* _WORK REQUIRED_
Filter these entries so that only lines with the word "Cadmium" remain.

* * *

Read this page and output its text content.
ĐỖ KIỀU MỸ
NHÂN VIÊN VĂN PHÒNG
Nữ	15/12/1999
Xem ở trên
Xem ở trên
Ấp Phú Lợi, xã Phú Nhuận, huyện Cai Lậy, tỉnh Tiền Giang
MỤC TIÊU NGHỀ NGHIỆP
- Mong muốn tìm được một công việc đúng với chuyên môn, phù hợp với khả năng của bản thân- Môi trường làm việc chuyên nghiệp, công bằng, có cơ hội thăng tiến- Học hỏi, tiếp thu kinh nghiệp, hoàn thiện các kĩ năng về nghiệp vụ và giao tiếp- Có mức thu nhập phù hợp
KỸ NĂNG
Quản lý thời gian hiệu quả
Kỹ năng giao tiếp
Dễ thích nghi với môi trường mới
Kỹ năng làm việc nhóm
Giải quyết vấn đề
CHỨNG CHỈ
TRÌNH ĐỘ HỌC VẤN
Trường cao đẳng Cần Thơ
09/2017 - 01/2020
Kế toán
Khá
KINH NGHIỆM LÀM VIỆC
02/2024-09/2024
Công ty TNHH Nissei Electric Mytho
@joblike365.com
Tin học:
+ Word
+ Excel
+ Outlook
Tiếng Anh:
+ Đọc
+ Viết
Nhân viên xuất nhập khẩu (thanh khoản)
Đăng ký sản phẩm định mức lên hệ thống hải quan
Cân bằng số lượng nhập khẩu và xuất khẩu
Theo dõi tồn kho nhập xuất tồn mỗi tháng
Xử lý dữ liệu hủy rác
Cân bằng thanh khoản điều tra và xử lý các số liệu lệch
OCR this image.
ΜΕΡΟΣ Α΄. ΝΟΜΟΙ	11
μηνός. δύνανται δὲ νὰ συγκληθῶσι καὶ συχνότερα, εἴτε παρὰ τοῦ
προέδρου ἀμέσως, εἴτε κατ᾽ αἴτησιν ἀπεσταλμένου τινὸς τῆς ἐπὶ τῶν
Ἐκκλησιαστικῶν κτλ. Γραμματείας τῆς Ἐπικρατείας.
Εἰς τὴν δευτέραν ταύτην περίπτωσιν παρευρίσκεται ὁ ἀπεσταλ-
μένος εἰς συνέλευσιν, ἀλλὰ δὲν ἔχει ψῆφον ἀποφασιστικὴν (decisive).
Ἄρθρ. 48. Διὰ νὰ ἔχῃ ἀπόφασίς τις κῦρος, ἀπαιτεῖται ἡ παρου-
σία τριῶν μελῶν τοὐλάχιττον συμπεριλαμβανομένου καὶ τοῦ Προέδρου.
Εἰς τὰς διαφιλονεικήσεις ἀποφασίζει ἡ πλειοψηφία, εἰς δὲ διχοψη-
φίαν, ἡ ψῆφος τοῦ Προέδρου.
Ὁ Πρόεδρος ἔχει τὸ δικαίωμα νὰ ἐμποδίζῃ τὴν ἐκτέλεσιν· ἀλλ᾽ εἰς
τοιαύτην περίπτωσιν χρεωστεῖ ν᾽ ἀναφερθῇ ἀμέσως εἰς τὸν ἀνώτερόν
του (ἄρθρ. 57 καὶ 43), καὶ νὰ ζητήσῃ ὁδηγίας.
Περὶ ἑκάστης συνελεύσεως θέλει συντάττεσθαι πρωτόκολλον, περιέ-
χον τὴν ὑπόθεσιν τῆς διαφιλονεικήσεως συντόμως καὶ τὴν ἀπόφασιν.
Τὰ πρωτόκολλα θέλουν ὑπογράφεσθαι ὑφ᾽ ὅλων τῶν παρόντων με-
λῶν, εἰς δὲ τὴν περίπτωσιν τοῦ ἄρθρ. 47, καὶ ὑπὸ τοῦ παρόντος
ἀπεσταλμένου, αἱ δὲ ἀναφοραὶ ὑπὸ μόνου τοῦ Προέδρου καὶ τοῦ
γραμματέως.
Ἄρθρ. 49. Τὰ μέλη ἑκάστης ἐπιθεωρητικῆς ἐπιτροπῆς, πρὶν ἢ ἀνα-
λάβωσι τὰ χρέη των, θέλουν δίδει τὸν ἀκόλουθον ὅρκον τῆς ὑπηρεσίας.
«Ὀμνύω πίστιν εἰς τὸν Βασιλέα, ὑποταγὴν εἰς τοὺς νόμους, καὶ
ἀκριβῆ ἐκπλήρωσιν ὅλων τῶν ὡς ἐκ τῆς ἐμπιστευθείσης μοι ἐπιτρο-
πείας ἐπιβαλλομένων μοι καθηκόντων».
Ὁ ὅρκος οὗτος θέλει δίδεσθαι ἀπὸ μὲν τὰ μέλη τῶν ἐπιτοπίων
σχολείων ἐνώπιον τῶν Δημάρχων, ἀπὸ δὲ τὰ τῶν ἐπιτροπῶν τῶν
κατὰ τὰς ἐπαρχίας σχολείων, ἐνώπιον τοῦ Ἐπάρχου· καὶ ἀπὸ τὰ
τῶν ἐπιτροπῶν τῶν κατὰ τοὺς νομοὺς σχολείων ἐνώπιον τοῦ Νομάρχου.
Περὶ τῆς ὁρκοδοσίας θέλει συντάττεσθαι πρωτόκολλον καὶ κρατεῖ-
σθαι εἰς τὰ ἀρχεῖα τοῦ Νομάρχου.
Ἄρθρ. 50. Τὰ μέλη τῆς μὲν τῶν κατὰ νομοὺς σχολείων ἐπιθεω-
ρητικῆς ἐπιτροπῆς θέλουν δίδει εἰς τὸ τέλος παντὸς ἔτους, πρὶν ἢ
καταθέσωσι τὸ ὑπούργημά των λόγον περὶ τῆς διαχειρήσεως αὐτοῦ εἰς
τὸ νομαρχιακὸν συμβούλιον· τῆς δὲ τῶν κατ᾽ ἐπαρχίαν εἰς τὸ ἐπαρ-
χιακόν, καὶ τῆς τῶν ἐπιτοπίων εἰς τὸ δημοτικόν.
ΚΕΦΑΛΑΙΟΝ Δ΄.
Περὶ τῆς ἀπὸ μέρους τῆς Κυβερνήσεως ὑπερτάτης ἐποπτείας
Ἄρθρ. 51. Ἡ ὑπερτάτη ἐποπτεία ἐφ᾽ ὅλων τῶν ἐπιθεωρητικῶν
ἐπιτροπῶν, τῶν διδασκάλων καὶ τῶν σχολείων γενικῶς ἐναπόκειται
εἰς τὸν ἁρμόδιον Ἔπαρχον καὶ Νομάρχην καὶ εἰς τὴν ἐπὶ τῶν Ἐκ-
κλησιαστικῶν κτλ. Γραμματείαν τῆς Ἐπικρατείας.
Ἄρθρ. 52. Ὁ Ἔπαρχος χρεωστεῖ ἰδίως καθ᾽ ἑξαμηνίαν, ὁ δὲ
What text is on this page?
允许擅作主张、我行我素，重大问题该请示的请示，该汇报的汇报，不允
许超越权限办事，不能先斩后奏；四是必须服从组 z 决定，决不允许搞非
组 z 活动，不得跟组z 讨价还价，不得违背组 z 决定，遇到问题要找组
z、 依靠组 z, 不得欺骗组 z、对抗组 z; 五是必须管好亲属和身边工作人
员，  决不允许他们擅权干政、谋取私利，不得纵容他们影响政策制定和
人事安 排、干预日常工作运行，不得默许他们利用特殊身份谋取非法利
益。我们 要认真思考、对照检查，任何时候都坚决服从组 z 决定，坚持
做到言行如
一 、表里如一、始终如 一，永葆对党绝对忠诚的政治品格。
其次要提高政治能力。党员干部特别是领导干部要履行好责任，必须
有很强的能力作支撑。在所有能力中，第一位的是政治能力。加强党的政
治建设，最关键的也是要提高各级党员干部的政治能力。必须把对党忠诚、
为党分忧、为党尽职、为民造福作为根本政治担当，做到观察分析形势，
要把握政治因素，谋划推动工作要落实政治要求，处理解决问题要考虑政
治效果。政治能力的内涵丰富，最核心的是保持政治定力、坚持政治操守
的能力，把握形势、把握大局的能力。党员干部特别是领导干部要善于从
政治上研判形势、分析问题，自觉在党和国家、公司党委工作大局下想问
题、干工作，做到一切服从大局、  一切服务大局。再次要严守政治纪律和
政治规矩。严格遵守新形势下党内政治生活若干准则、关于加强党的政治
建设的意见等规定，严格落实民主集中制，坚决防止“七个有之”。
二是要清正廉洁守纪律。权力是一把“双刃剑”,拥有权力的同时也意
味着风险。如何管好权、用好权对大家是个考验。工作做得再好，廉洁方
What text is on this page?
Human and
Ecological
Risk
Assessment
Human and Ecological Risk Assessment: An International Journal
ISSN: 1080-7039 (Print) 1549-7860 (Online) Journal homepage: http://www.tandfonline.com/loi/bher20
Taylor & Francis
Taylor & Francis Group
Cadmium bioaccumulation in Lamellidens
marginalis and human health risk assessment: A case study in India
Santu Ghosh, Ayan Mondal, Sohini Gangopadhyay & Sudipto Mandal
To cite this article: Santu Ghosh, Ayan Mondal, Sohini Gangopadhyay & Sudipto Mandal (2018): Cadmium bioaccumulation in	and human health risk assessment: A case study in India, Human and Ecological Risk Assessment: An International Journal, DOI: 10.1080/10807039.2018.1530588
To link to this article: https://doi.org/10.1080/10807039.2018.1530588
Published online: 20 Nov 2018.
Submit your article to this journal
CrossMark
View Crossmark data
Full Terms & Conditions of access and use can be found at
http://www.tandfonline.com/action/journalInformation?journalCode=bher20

* * *

* _TASK RESPONSE_
Cadmium bioaccumulation in Lamellidens
To cite this article: Santu Ghosh, Ayan Mondal, Sohini Gangopadhyay & Sudipto Mandal (2018): Cadmium bioaccumulation in	and human health risk assessment: A case study in India, Human and Ecological Risk Assessment: An International Journal, DOI: 10.1080/10807039.2018.1530588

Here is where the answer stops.